## WORK TO DO
Transcribe the whole listing below without changing a word, but leave out every image.

## Records about charts and figures
- - -
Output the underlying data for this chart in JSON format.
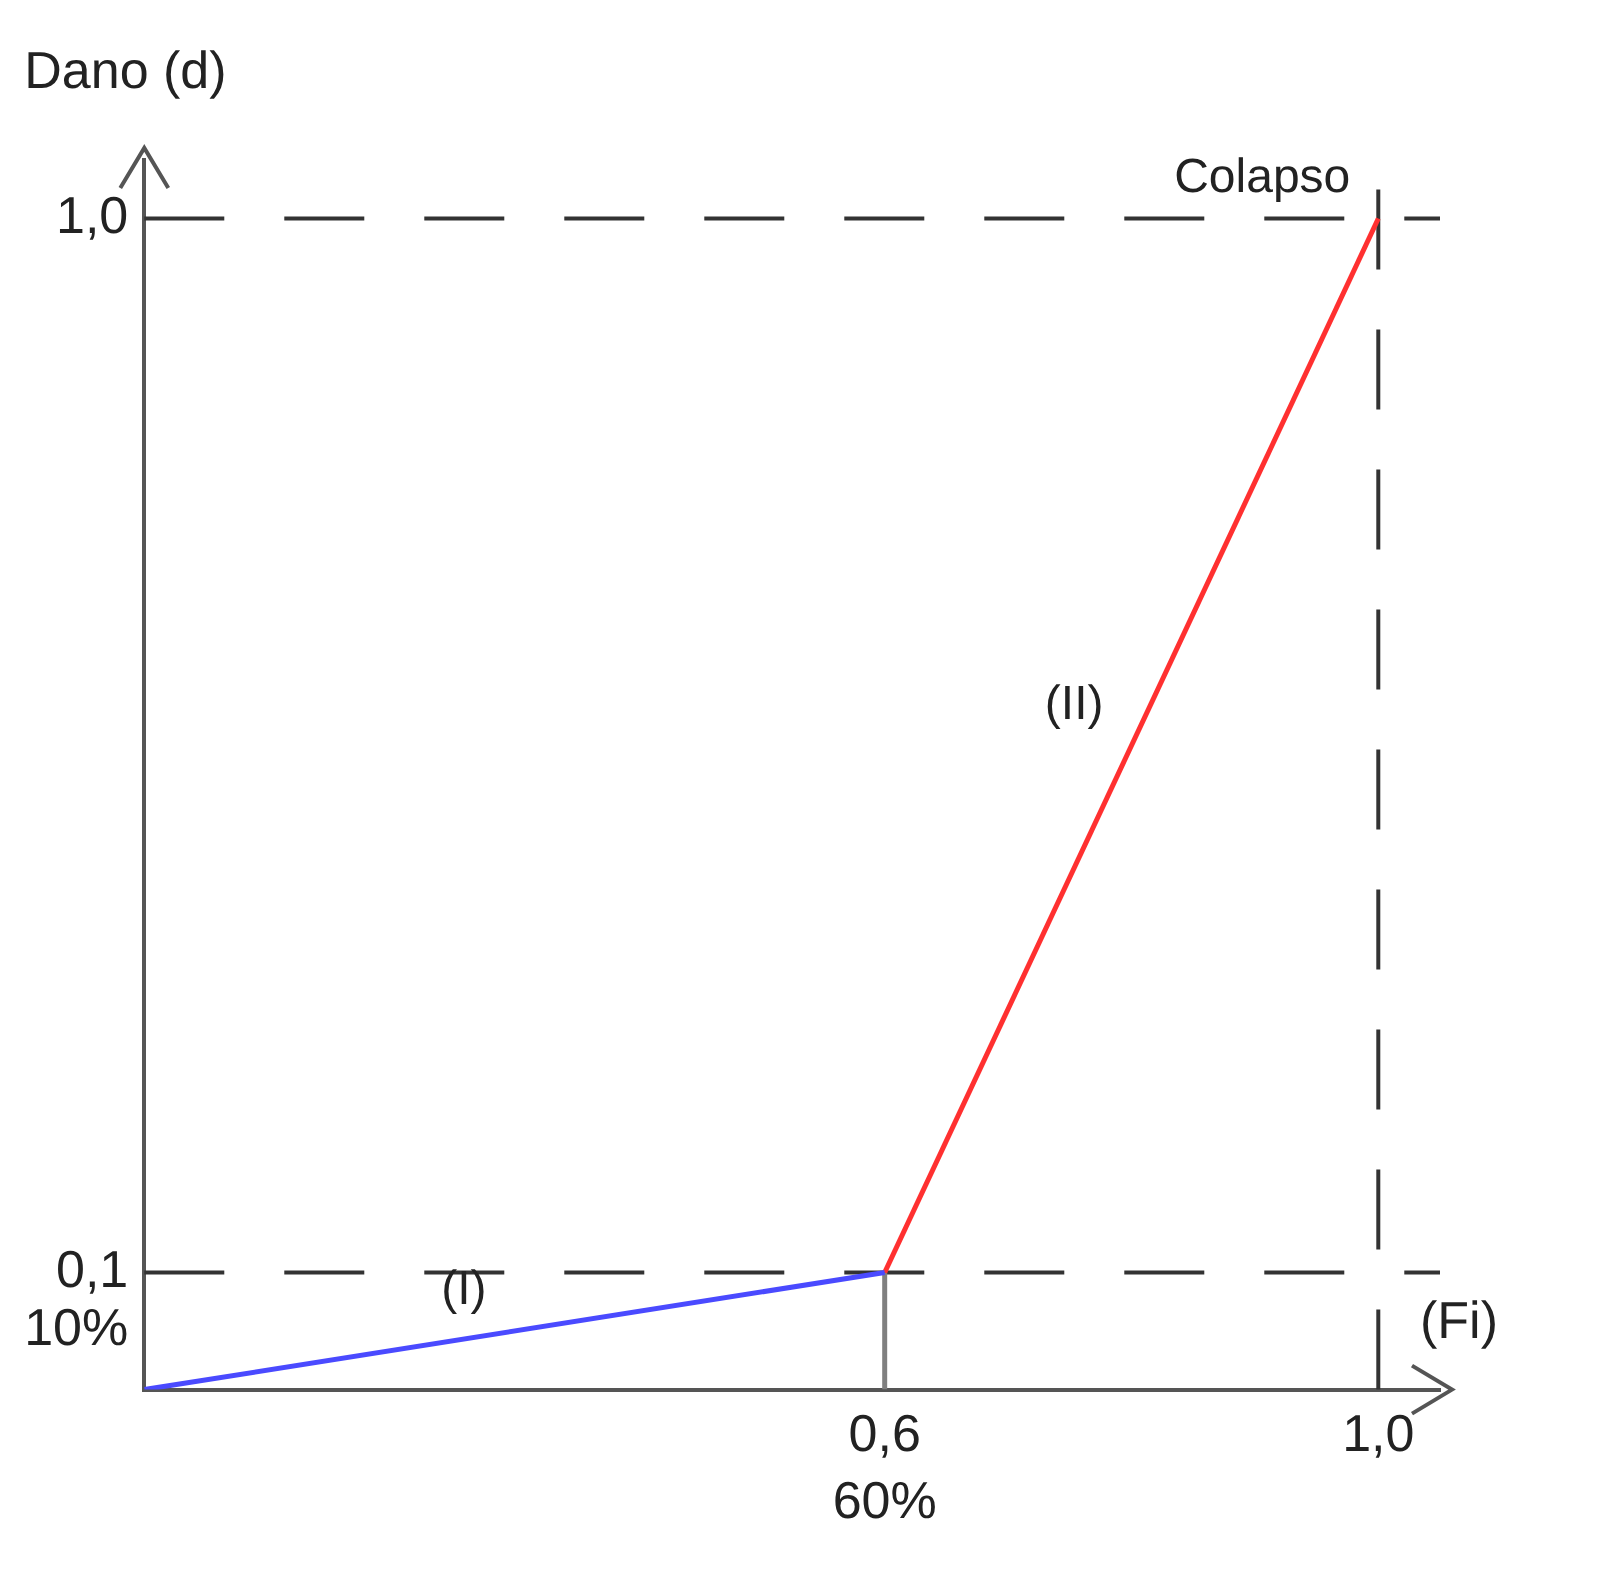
{
  "chart_data": {
    "type": "line",
    "xlabel": "(Fi)",
    "ylabel": "Dano (d)",
    "xlim": [
      0,
      1.05
    ],
    "ylim": [
      0,
      1.05
    ],
    "xticks": [
      {
        "value": 0.6,
        "label": "0,6"
      },
      {
        "value": 1,
        "label": "1,0"
      }
    ],
    "yticks": [
      {
        "value": 0.1,
        "label": "0,1"
      },
      {
        "value": 1,
        "label": "1,0"
      }
    ],
    "series": [
      {
        "x": [
          0,
          0.6
        ],
        "values": [
          0,
          0.1
        ],
        "color": "#4a4aff"
      },
      {
        "x": [
          0.6,
          1
        ],
        "values": [
          0.1,
          1
        ],
        "color": "#ff3030"
      },
      {
        "x": [
          0.6,
          0.6
        ],
        "values": [
          0,
          0.1
        ],
        "color": "#808080"
      }
    ],
    "ref_lines": [
      {
        "axis": "y",
        "value": 0.1,
        "color": "#333333",
        "line_style": "dashed",
        "label": "10%"
      },
      {
        "axis": "y",
        "value": 1,
        "color": "#333333",
        "line_style": "dashed"
      },
      {
        "axis": "x",
        "value": 1,
        "color": "#333333",
        "line_style": "dashed"
      }
    ],
    "annotations": [
      {
        "text": "Colapso",
        "x": 1,
        "y": 1
      },
      {
        "text": "(I)",
        "x": 0.3,
        "y": 0.05
      },
      {
        "text": "(II)",
        "x": 0.8,
        "y": 0.55
      },
      "60%"
    ],
    "grid": false,
    "legend": false,
    "marker": "none",
    "line_style": "solid"
  }
}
- - -
## OUTPUT
Output the underlying data for this chart in JSON format.
{
  "chart_data": {
    "type": "line",
    "xlabel": "(Fi)",
    "ylabel": "Dano (d)",
    "xlim": [
      0,
      1.05
    ],
    "ylim": [
      0,
      1.05
    ],
    "xticks": [
      {
        "value": 0.6,
        "label": "0,6"
      },
      {
        "value": 1,
        "label": "1,0"
      }
    ],
    "yticks": [
      {
        "value": 0.1,
        "label": "0,1"
      },
      {
        "value": 1,
        "label": "1,0"
      }
    ],
    "series": [
      {
        "x": [
          0,
          0.6
        ],
        "values": [
          0,
          0.1
        ],
        "color": "#4a4aff"
      },
      {
        "x": [
          0.6,
          1
        ],
        "values": [
          0.1,
          1
        ],
        "color": "#ff3030"
      },
      {
        "x": [
          0.6,
          0.6
        ],
        "values": [
          0,
          0.1
        ],
        "color": "#808080"
      }
    ],
    "ref_lines": [
      {
        "axis": "y",
        "value": 0.1,
        "color": "#333333",
        "line_style": "dashed",
        "label": "10%"
      },
      {
        "axis": "y",
        "value": 1,
        "color": "#333333",
        "line_style": "dashed"
      },
      {
        "axis": "x",
        "value": 1,
        "color": "#333333",
        "line_style": "dashed"
      }
    ],
    "annotations": [
      {
        "text": "Colapso",
        "x": 1,
        "y": 1
      },
      {
        "text": "(I)",
        "x": 0.3,
        "y": 0.05
      },
      {
        "text": "(II)",
        "x": 0.8,
        "y": 0.55
      },
      "60%"
    ],
    "grid": false,
    "legend": false,
    "marker": "none",
    "line_style": "solid"
  }
}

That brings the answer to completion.